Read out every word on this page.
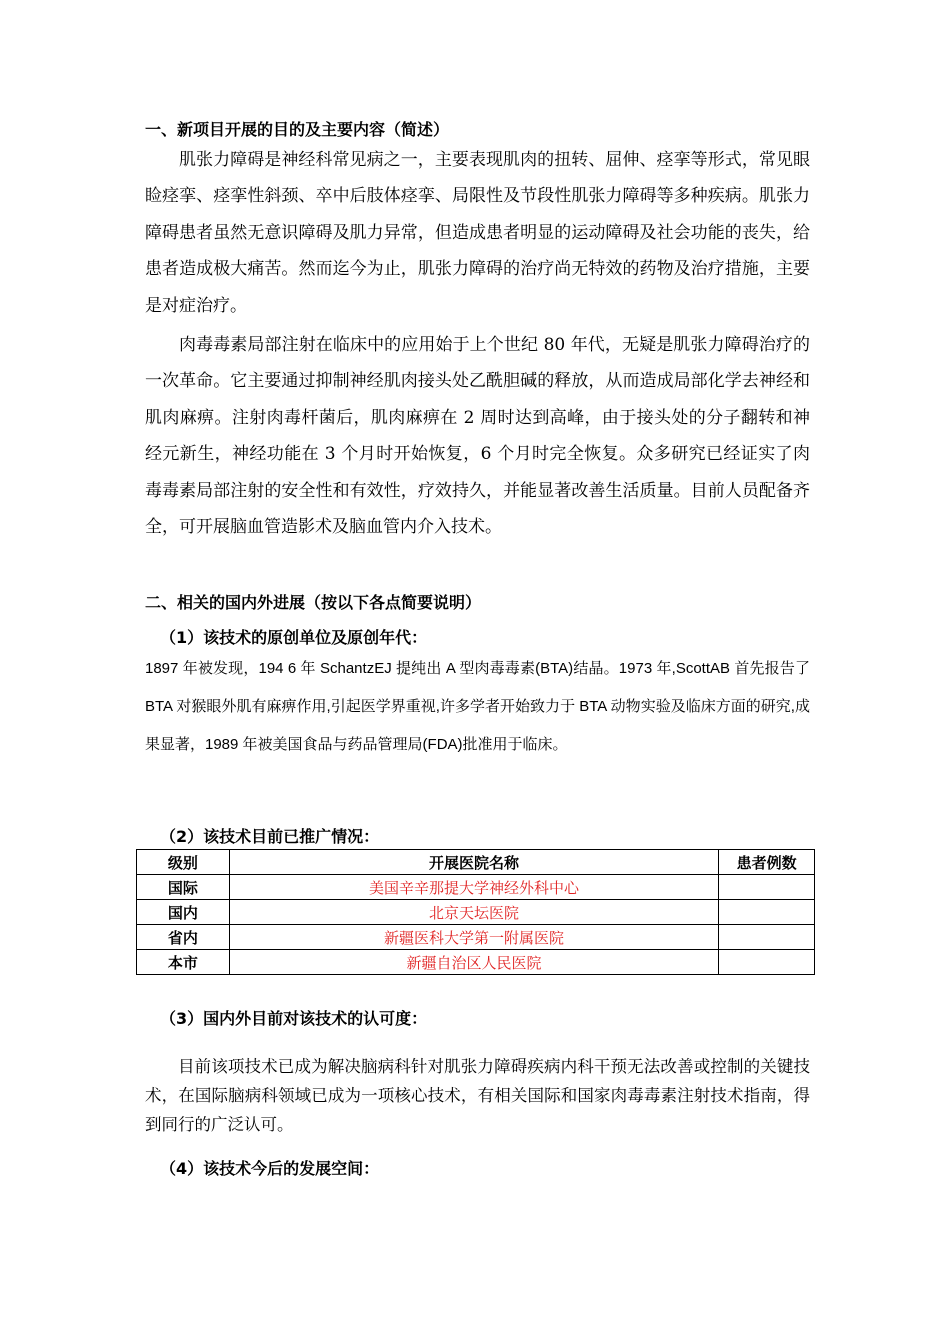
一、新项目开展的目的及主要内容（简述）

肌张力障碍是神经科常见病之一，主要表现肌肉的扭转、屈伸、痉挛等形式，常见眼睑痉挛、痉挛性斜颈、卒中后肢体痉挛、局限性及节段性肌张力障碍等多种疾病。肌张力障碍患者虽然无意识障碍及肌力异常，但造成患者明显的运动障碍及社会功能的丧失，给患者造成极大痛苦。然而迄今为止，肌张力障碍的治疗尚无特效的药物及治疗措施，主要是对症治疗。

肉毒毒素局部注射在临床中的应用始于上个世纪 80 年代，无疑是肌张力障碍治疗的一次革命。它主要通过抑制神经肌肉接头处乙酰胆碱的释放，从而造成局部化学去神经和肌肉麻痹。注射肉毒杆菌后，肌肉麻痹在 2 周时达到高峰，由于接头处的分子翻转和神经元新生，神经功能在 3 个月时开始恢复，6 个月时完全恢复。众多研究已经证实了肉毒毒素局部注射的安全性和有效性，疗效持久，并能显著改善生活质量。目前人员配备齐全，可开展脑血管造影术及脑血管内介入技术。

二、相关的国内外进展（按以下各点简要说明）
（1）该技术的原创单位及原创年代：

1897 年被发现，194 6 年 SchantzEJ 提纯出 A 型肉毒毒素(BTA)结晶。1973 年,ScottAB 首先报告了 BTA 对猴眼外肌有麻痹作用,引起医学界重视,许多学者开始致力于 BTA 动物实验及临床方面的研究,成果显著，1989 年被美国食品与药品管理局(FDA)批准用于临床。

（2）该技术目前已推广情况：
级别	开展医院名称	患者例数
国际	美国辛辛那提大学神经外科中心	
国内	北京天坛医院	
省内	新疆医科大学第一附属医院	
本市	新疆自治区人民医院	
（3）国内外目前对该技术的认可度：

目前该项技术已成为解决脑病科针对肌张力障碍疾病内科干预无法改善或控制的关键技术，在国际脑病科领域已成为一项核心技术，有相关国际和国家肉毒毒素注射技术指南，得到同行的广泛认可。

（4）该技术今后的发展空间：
┄┄┄┄┄┄┄┄┄┄
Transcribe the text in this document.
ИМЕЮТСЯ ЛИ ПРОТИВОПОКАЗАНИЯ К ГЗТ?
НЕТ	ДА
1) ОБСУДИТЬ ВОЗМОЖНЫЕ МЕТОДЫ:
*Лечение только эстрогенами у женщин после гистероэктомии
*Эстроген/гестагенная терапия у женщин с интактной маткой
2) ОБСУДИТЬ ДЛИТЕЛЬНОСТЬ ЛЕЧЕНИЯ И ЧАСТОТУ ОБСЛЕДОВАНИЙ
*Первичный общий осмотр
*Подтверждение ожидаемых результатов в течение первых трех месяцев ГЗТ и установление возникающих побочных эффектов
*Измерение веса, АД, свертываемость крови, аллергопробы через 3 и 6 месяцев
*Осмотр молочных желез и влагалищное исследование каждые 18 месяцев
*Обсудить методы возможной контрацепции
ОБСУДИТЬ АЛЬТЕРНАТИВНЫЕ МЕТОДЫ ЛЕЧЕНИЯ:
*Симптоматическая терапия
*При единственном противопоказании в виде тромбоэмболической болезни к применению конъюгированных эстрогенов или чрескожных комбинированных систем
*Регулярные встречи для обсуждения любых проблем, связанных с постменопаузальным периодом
┄┄┄┄┄┄┄┄┄┄
### [Your task]
In the material above, tally every line with the string "женщин" in it, then give that number alone.

### [Result of this exercise]
2